Recorded data ->
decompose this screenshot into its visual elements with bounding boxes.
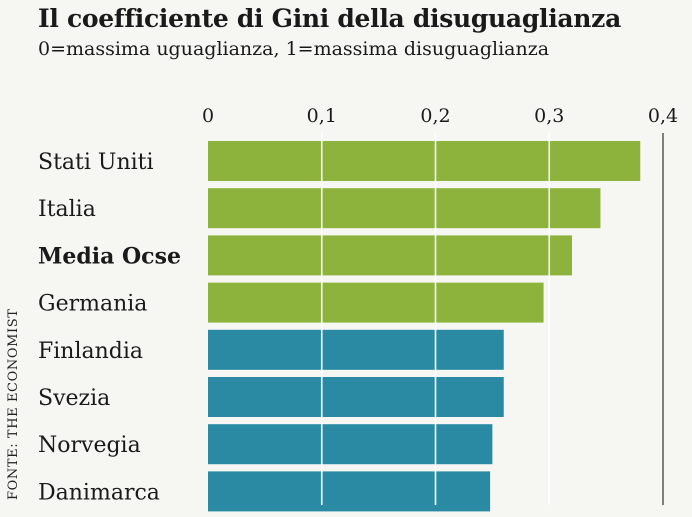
bar-norvegia [208, 424, 493, 465]
tick-label-0-1: 0,1 [307, 105, 337, 127]
category-label-norvegia: Norvegia [38, 433, 141, 458]
bar-stati-uniti [208, 141, 641, 181]
tick-label-0-3: 0,3 [534, 105, 564, 127]
category-label-italia: Italia [38, 197, 96, 222]
chart-title: Il coefficiente di Gini della disuguagli… [38, 4, 621, 33]
bar-finlandia [208, 329, 504, 370]
bar-italia [208, 188, 601, 229]
category-label-finlandia: Finlandia [38, 339, 143, 364]
bar-germania [208, 282, 544, 323]
tick-labels-group: 0 0,1 0,2 0,3 0,4 [202, 105, 678, 127]
gridlines-group [320, 133, 664, 505]
tick-label-0-4: 0,4 [648, 105, 678, 127]
bar-media-ocse [208, 235, 572, 276]
category-label-stati-uniti: Stati Uniti [38, 150, 154, 175]
bars-group [208, 141, 641, 512]
tick-label-0: 0 [202, 105, 214, 127]
category-label-media-ocse: Media Ocse [38, 243, 181, 269]
bar-svezia [208, 377, 504, 417]
chart-subtitle: 0=massima uguaglianza, 1=massima disugua… [38, 38, 550, 60]
category-label-danimarca: Danimarca [38, 480, 160, 505]
tick-label-0-2: 0,2 [420, 105, 450, 127]
category-label-germania: Germania [38, 292, 147, 317]
category-label-svezia: Svezia [38, 386, 110, 411]
category-labels-group: Stati Uniti Italia Media Ocse Germania Finla… [38, 150, 181, 505]
bar-danimarca [208, 471, 491, 512]
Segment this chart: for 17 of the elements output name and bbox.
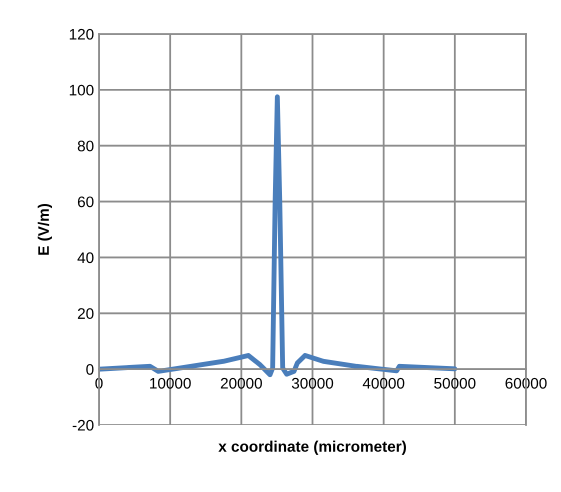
y-tick-label: 80 xyxy=(78,140,94,152)
x-tick-label: 30000 xyxy=(292,378,334,389)
x-tick-label: 50000 xyxy=(434,378,476,389)
x-tick-label: 60000 xyxy=(506,378,547,389)
y-tick-label: -20 xyxy=(72,420,94,431)
y-tick-label: 0 xyxy=(86,364,94,375)
line-series xyxy=(99,94,458,378)
y-tick-label: 20 xyxy=(78,308,94,319)
y-tick-label: 60 xyxy=(78,196,94,208)
x-tick-label: 40000 xyxy=(362,378,404,389)
x-tick-label: 10000 xyxy=(150,378,191,389)
x-tick-label: 20000 xyxy=(220,378,262,389)
y-tick-label: 100 xyxy=(70,84,94,96)
x-axis-title: x coordinate (micrometer) xyxy=(218,440,406,455)
y-tick-label: 40 xyxy=(78,252,94,264)
y-tick-label: 120 xyxy=(70,28,94,40)
y-axis-title: E (V/m) xyxy=(38,204,52,255)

Given exercise ->
Change each "y-tick-label" in the material above to "ytick-label" and give the lines back otherwise unchanged, leaving out the pictures.

The solution ->
decompose this screenshot into its visual elements with bounding boxes.
bar-norvegia [208, 424, 493, 465]
tick-label-0-1: 0,1 [307, 105, 337, 127]
category-label-norvegia: Norvegia [38, 433, 141, 458]
bar-stati-uniti [208, 141, 641, 181]
tick-label-0-3: 0,3 [534, 105, 564, 127]
category-label-italia: Italia [38, 197, 96, 222]
chart-title: Il coefficiente di Gini della disuguagli… [38, 4, 621, 33]
bar-finlandia [208, 329, 504, 370]
bar-italia [208, 188, 601, 229]
category-label-finlandia: Finlandia [38, 339, 143, 364]
bar-germania [208, 282, 544, 323]
tick-labels-group: 0 0,1 0,2 0,3 0,4 [202, 105, 678, 127]
gridlines-group [320, 133, 664, 505]
tick-label-0-4: 0,4 [648, 105, 678, 127]
bar-media-ocse [208, 235, 572, 276]
category-label-stati-uniti: Stati Uniti [38, 150, 154, 175]
bars-group [208, 141, 641, 512]
tick-label-0: 0 [202, 105, 214, 127]
category-label-media-ocse: Media Ocse [38, 243, 181, 269]
bar-svezia [208, 377, 504, 417]
chart-subtitle: 0=massima uguaglianza, 1=massima disugua… [38, 38, 550, 60]
category-label-danimarca: Danimarca [38, 480, 160, 505]
tick-label-0-2: 0,2 [420, 105, 450, 127]
category-label-germania: Germania [38, 292, 147, 317]
category-label-svezia: Svezia [38, 386, 110, 411]
category-labels-group: Stati Uniti Italia Media Ocse Germania Finla… [38, 150, 181, 505]
bar-danimarca [208, 471, 491, 512]
Segment this chart: for 17 of the elements output name and bbox.
ytick-label: 80 xyxy=(78,140,94,152)
x-tick-label: 30000 xyxy=(292,378,334,389)
x-tick-label: 50000 xyxy=(434,378,476,389)
x-tick-label: 60000 xyxy=(506,378,547,389)
ytick-label: -20 xyxy=(72,420,94,431)
ytick-label: 0 xyxy=(86,364,94,375)
line-series xyxy=(99,94,458,378)
ytick-label: 20 xyxy=(78,308,94,319)
ytick-label: 60 xyxy=(78,196,94,208)
x-tick-label: 40000 xyxy=(362,378,404,389)
x-tick-label: 10000 xyxy=(150,378,191,389)
x-tick-label: 20000 xyxy=(220,378,262,389)
ytick-label: 100 xyxy=(70,84,94,96)
x-axis-title: x coordinate (micrometer) xyxy=(218,440,406,455)
ytick-label: 40 xyxy=(78,252,94,264)
ytick-label: 120 xyxy=(70,28,94,40)
y-axis-title: E (V/m) xyxy=(38,204,52,255)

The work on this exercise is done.